| Written request |
Every entry below should be repeated exactly; the pictures should not.
* * * *
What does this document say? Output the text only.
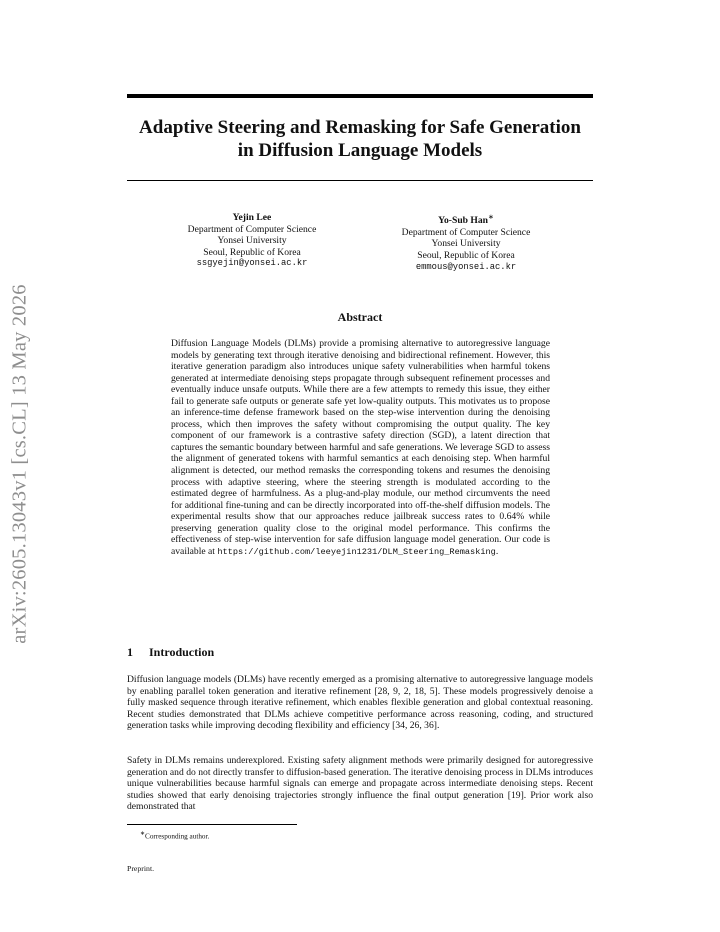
arXiv:2605.13043v1 [cs.CL] 13 May 2026
Adaptive Steering and Remasking for Safe Generation
in Diffusion Language Models
Yejin Lee
Department of Computer Science
Yonsei University
Seoul, Republic of Korea
ssgyejin@yonsei.ac.kr
Yo-Sub Han∗
Department of Computer Science
Yonsei University
Seoul, Republic of Korea
emmous@yonsei.ac.kr
Abstract
Diffusion Language Models (DLMs) provide a promising alternative to autoregressive language models by generating text through iterative denoising and bidirectional refinement. However, this iterative generation paradigm also introduces unique safety vulnerabilities when harmful tokens generated at intermediate denoising steps propagate through subsequent refinement processes and eventually induce unsafe outputs. While there are a few attempts to remedy this issue, they either fail to generate safe outputs or generate safe yet low-quality outputs. This motivates us to propose an inference-time defense framework based on the step-wise intervention during the denoising process, which then improves the safety without compromising the output quality. The key component of our framework is a contrastive safety direction (SGD), a latent direction that captures the semantic boundary between harmful and safe generations. We leverage SGD to assess the alignment of generated tokens with harmful semantics at each denoising step. When harmful alignment is detected, our method remasks the corresponding tokens and resumes the denoising process with adaptive steering, where the steering strength is modulated according to the estimated degree of harmfulness. As a plug-and-play module, our method circumvents the need for additional fine-tuning and can be directly incorporated into off-the-shelf diffusion models. The experimental results show that our approaches reduce jailbreak success rates to 0.64% while preserving generation quality close to the original model performance. This confirms the effectiveness of step-wise intervention for safe diffusion language model generation. Our code is available at https://github.com/leeyejin1231/DLM_Steering_Remasking.
1 Introduction
Diffusion language models (DLMs) have recently emerged as a promising alternative to autoregressive language models by enabling parallel token generation and iterative refinement [28, 9, 2, 18, 5]. These models progressively denoise a fully masked sequence through iterative refinement, which enables flexible generation and global contextual reasoning. Recent studies demonstrated that DLMs achieve competitive performance across reasoning, coding, and structured generation tasks while improving decoding flexibility and efficiency [34, 26, 36].
Safety in DLMs remains underexplored. Existing safety alignment methods were primarily designed for autoregressive generation and do not directly transfer to diffusion-based generation. The iterative denoising process in DLMs introduces unique vulnerabilities because harmful signals can emerge and propagate across intermediate denoising steps. Recent studies showed that early denoising trajectories strongly influence the final output generation [19]. Prior work also demonstrated that
∗Corresponding author.
Preprint.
* * * *
| Written solution |
What does this document say? Output the text only.
arXiv:2605.13043v1 [cs.CL] 13 May 2026
Adaptive Steering and Remasking for Safe Generation
in Diffusion Language Models
Yejin Lee
Department of Computer Science
Yonsei University
Seoul, Republic of Korea
ssgyejin@yonsei.ac.kr
Yo-Sub Han∗
Department of Computer Science
Yonsei University
Seoul, Republic of Korea
emmous@yonsei.ac.kr
Abstract
Diffusion Language Models (DLMs) provide a promising alternative to autoregressive language models by generating text through iterative denoising and bidirectional refinement. However, this iterative generation paradigm also introduces unique safety vulnerabilities when harmful tokens generated at intermediate denoising steps propagate through subsequent refinement processes and eventually induce unsafe outputs. While there are a few attempts to remedy this issue, they either fail to generate safe outputs or generate safe yet low-quality outputs. This motivates us to propose an inference-time defense framework based on the step-wise intervention during the denoising process, which then improves the safety without compromising the output quality. The key component of our framework is a contrastive safety direction (SGD), a latent direction that captures the semantic boundary between harmful and safe generations. We leverage SGD to assess the alignment of generated tokens with harmful semantics at each denoising step. When harmful alignment is detected, our method remasks the corresponding tokens and resumes the denoising process with adaptive steering, where the steering strength is modulated according to the estimated degree of harmfulness. As a plug-and-play module, our method circumvents the need for additional fine-tuning and can be directly incorporated into off-the-shelf diffusion models. The experimental results show that our approaches reduce jailbreak success rates to 0.64% while preserving generation quality close to the original model performance. This confirms the effectiveness of step-wise intervention for safe diffusion language model generation. Our code is available at https://github.com/leeyejin1231/DLM_Steering_Remasking.
1 Introduction
Diffusion language models (DLMs) have recently emerged as a promising alternative to autoregressive language models by enabling parallel token generation and iterative refinement [28, 9, 2, 18, 5]. These models progressively denoise a fully masked sequence through iterative refinement, which enables flexible generation and global contextual reasoning. Recent studies demonstrated that DLMs achieve competitive performance across reasoning, coding, and structured generation tasks while improving decoding flexibility and efficiency [34, 26, 36].
Safety in DLMs remains underexplored. Existing safety alignment methods were primarily designed for autoregressive generation and do not directly transfer to diffusion-based generation. The iterative denoising process in DLMs introduces unique vulnerabilities because harmful signals can emerge and propagate across intermediate denoising steps. Recent studies showed that early denoising trajectories strongly influence the final output generation [19]. Prior work also demonstrated that
∗Corresponding author.
Preprint.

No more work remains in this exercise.